AIM OF THE TASK - Say how many lines in the data below contain the word "name", and give no other text.

EXTRACTED ENTRIES -
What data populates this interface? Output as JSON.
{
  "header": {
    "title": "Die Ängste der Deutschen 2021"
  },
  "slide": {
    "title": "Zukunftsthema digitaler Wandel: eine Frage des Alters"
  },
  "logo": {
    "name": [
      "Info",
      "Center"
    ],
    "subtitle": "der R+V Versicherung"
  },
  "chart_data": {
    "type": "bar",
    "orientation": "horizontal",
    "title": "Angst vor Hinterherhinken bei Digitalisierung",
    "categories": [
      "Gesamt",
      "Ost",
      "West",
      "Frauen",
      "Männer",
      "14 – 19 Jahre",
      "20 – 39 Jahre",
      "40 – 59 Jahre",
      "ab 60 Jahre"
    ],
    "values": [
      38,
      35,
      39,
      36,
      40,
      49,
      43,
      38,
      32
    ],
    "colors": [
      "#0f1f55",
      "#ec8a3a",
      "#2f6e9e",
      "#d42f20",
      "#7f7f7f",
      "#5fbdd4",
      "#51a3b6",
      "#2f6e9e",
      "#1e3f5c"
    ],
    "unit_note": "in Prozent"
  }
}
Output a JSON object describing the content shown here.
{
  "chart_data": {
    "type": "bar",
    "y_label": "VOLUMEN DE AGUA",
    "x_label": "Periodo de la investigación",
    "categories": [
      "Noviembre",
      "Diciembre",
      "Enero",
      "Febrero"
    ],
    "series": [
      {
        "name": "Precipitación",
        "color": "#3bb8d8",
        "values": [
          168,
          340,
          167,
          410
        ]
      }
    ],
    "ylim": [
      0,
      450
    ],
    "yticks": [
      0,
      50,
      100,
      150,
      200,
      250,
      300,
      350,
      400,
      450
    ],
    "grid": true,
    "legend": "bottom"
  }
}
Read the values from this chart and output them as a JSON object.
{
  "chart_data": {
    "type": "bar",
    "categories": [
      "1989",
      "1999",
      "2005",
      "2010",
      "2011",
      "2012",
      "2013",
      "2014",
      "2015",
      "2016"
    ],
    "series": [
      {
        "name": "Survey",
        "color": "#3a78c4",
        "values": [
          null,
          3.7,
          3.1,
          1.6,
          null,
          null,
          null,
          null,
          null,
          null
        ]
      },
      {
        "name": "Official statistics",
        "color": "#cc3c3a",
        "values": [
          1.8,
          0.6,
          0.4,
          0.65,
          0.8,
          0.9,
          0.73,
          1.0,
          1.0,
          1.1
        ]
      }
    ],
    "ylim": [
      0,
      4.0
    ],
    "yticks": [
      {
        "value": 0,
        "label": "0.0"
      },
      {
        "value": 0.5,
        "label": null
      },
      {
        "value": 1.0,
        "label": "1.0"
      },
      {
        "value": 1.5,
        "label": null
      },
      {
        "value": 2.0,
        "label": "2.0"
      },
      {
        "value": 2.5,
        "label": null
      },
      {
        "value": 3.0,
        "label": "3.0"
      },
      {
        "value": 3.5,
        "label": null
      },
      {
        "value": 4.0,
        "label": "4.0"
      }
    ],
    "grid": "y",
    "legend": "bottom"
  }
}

RESULT OF THIS TASK - 4